## TASK ITEM
Scan the data below and work out how many of its lines contain the word "Protein". Give only that number.
START DATA UNDER STUDY
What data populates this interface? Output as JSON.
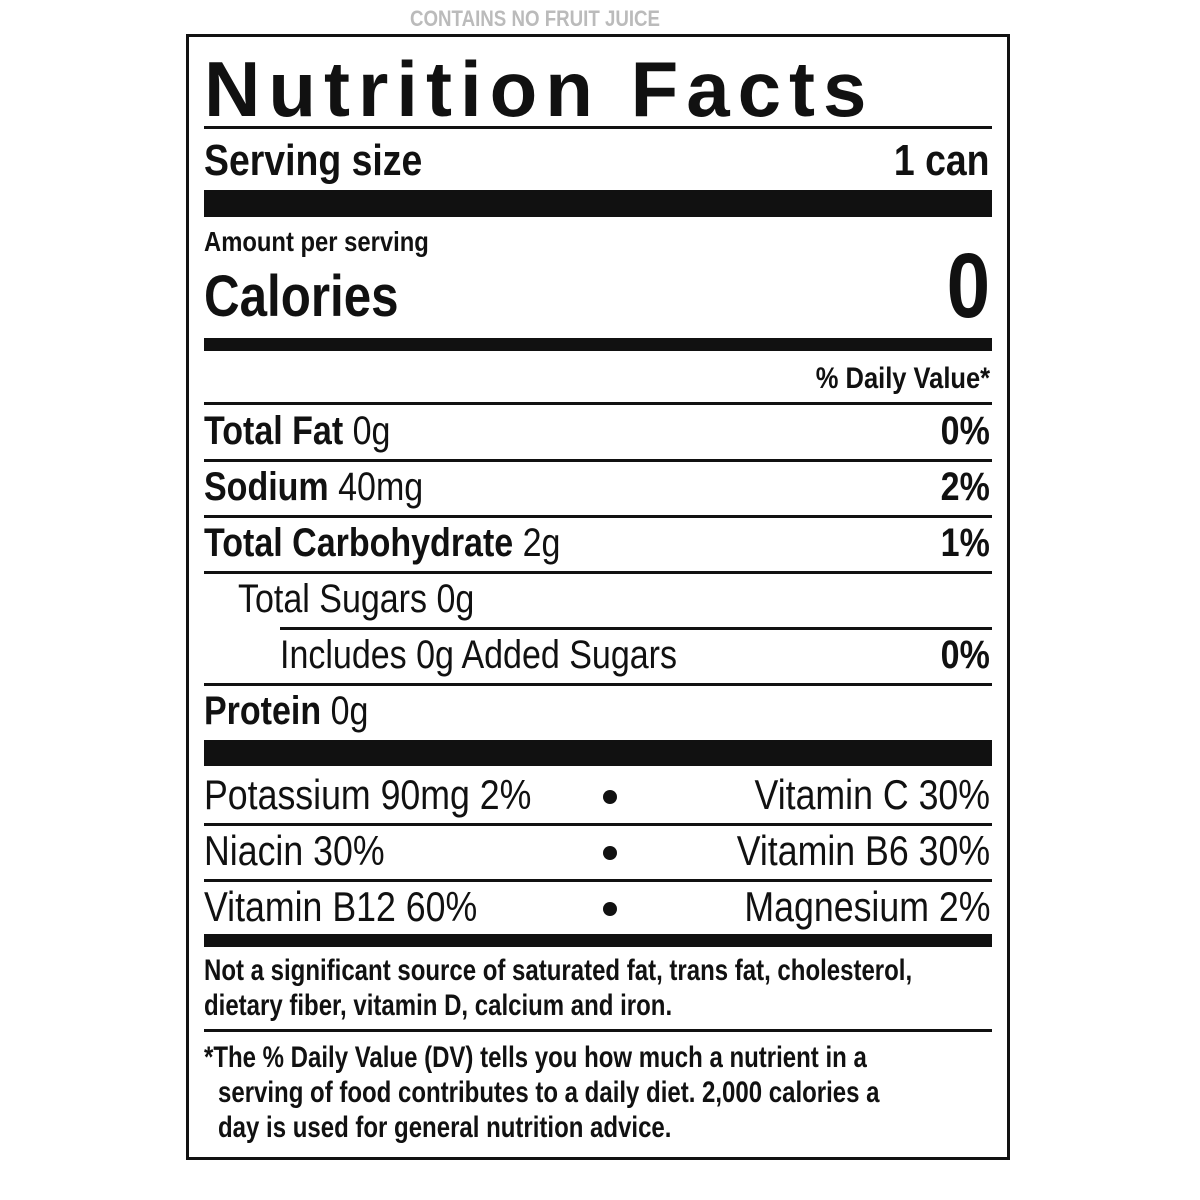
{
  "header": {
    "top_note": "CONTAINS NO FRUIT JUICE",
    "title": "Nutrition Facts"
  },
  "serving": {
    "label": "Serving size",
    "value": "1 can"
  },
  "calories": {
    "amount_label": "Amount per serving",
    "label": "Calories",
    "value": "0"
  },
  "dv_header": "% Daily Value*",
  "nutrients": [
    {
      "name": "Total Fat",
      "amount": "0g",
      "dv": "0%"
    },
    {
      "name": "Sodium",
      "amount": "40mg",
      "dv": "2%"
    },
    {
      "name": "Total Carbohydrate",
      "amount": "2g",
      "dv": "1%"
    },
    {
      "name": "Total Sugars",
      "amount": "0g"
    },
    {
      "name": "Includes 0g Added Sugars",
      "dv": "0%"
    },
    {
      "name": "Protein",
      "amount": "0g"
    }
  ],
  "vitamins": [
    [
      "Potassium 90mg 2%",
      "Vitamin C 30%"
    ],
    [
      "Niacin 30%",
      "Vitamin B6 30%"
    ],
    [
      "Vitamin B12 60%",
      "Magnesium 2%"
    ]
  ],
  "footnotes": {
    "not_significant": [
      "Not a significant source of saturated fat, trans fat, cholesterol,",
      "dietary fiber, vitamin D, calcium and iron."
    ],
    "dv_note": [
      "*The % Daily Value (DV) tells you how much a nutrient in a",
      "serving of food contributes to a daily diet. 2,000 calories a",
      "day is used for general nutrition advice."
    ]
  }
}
END DATA UNDER STUDY
START DATA UNDER STUDY
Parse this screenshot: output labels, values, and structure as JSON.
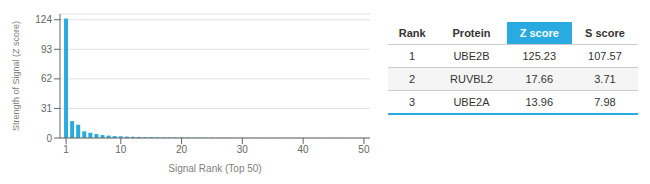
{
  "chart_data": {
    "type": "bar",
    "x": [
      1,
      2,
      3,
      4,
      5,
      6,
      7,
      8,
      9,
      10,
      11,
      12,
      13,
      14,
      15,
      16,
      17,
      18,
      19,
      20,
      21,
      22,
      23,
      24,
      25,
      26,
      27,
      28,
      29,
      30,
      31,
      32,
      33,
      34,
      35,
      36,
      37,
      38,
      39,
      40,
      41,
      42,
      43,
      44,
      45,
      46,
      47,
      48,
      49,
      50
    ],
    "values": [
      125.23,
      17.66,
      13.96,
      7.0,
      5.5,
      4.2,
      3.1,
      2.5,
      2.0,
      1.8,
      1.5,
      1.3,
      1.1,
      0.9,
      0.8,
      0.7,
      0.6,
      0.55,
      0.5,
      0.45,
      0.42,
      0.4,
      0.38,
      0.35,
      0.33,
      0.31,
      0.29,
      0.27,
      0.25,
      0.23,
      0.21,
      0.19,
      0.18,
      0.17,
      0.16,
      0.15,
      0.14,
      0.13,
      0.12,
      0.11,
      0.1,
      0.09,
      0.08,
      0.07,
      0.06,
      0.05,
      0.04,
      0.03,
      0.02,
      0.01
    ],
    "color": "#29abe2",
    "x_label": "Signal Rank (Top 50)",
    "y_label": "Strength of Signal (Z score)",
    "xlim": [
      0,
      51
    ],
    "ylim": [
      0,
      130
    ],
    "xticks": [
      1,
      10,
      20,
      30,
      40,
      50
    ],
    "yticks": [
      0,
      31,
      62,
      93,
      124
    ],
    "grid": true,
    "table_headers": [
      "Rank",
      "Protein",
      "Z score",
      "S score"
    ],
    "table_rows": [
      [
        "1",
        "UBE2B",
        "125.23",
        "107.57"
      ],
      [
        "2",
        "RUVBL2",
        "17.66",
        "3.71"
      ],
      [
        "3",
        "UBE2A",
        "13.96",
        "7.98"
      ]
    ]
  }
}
END DATA UNDER STUDY
START DATA UNDER STUDY
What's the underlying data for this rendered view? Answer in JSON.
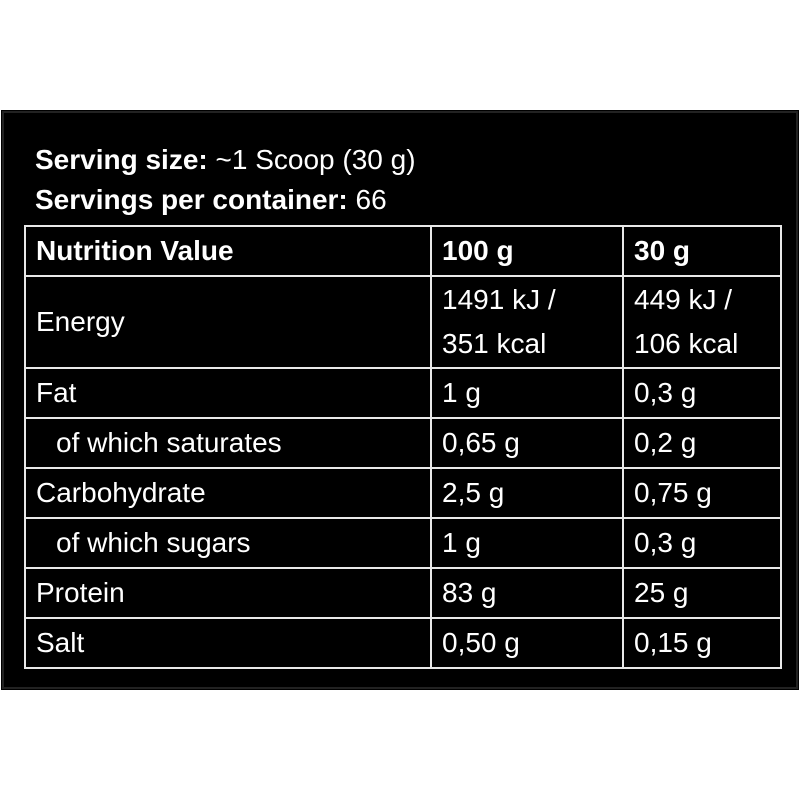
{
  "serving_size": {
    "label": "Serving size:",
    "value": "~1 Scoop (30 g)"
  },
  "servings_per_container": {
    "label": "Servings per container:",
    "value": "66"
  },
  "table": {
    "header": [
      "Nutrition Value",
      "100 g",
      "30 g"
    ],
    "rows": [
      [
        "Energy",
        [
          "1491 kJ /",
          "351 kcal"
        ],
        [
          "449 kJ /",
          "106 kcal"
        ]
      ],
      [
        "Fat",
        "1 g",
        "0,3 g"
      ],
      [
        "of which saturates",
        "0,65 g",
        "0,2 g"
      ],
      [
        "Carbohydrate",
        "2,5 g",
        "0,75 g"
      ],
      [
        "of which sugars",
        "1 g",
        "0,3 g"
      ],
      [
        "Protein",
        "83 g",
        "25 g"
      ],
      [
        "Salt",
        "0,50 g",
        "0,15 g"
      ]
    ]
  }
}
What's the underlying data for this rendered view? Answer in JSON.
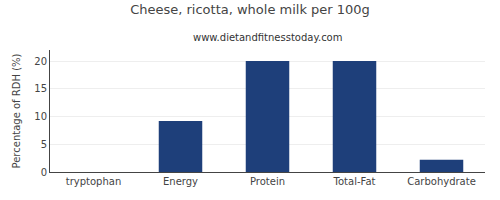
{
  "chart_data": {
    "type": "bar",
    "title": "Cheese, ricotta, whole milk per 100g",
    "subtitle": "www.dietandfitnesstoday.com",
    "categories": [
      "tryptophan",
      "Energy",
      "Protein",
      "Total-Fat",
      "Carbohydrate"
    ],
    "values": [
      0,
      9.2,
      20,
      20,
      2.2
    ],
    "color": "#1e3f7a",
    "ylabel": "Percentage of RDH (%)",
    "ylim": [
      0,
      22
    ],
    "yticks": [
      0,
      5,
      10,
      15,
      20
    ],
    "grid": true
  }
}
END DATA UNDER STUDY
## TASK SOLUTION
4